>> start DATA FOR PROCESSING

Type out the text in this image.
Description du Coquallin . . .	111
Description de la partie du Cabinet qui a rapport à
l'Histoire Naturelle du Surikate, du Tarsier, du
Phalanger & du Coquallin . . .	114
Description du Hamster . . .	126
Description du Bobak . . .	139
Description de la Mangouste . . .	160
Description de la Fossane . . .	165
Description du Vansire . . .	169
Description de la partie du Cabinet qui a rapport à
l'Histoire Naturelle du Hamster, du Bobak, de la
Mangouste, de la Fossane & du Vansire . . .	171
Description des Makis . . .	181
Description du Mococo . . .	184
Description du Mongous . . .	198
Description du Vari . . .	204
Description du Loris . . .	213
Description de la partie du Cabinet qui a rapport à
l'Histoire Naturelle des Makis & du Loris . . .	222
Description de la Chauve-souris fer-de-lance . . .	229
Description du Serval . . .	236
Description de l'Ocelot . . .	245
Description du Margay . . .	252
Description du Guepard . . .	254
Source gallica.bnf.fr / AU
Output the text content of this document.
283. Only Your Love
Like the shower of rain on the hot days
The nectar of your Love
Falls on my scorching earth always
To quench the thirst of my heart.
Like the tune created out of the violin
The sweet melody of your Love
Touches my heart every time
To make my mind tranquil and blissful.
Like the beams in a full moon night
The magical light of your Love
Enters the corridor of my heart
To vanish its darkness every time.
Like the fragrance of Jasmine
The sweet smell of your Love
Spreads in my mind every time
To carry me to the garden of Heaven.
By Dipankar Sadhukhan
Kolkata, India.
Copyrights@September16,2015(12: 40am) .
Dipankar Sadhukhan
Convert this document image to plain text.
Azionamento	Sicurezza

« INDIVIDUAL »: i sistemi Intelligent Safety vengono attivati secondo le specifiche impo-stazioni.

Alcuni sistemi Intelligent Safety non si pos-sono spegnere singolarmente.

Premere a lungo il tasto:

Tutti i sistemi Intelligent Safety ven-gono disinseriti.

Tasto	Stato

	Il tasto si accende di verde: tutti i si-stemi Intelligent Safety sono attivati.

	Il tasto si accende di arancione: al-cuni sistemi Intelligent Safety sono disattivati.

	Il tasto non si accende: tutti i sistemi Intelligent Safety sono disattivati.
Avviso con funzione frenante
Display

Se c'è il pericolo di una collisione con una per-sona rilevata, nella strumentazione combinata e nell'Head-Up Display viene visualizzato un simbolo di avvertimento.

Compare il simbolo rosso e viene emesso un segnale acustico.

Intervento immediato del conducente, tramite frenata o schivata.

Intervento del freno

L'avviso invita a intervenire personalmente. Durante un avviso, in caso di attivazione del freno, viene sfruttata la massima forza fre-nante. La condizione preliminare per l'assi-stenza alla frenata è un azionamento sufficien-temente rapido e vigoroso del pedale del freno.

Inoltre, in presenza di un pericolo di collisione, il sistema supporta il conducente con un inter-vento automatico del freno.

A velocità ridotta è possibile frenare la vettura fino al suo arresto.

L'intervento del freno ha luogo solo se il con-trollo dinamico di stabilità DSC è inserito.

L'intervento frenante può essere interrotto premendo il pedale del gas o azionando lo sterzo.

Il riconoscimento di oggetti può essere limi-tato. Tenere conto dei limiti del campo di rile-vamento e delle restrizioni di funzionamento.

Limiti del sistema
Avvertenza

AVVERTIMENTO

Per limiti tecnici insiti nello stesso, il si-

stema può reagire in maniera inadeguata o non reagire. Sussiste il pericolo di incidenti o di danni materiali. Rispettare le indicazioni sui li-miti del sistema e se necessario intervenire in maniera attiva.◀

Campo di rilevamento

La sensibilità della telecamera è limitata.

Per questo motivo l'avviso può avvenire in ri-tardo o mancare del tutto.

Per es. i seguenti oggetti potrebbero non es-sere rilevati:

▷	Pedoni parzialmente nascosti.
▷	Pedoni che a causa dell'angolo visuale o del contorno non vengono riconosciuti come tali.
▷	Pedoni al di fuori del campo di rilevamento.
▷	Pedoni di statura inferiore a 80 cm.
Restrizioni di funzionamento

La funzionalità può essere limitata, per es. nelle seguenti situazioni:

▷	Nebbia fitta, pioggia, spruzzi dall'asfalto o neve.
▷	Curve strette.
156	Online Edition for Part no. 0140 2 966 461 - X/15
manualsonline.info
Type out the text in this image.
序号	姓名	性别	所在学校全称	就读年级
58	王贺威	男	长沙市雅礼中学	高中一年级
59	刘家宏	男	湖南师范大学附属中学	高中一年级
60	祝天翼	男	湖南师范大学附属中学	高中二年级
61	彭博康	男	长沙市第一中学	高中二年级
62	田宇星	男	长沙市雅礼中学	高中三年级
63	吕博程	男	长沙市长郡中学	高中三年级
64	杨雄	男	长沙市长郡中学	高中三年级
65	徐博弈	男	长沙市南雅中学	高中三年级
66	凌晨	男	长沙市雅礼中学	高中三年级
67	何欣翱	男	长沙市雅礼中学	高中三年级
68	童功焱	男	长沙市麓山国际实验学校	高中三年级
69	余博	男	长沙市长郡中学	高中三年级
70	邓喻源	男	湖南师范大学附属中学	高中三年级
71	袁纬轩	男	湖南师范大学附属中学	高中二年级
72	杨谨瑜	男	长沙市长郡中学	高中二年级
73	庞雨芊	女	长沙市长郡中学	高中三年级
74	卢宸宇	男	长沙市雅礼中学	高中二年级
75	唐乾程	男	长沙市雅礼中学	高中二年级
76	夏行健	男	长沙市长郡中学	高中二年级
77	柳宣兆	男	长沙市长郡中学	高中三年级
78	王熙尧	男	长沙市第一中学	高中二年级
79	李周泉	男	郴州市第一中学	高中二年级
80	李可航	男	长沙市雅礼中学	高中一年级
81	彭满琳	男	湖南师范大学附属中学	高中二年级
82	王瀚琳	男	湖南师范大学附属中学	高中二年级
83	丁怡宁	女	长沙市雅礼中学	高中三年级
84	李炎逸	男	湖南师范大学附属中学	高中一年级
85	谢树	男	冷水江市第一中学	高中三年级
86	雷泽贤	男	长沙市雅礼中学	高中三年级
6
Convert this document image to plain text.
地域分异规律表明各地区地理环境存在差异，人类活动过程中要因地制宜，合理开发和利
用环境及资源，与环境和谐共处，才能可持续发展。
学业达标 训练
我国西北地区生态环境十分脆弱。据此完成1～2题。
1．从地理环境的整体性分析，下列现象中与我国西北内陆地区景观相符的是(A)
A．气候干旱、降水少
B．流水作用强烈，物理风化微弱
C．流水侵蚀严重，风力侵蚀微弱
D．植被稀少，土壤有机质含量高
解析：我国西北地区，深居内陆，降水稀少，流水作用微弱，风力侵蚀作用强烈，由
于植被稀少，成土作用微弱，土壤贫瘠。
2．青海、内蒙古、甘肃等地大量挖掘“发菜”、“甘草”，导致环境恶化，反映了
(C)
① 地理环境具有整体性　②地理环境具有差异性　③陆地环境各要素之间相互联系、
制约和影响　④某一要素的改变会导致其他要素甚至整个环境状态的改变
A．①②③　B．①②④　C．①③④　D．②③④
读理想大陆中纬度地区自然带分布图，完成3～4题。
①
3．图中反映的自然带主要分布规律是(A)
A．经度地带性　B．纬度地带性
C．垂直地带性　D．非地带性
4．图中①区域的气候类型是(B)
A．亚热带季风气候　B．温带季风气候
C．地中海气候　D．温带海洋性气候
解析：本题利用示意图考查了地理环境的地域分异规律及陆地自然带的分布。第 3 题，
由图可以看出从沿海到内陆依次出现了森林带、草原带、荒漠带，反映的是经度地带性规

>> end DATA FOR PROCESSING

Copy out all lines from the material above that contain the string "Histoire".

l'Histoire Naturelle du Surikate, du Tarsier, du
l'Histoire Naturelle du Hamster, du Bobak, de la
l'Histoire Naturelle des Makis & du Loris . . .	222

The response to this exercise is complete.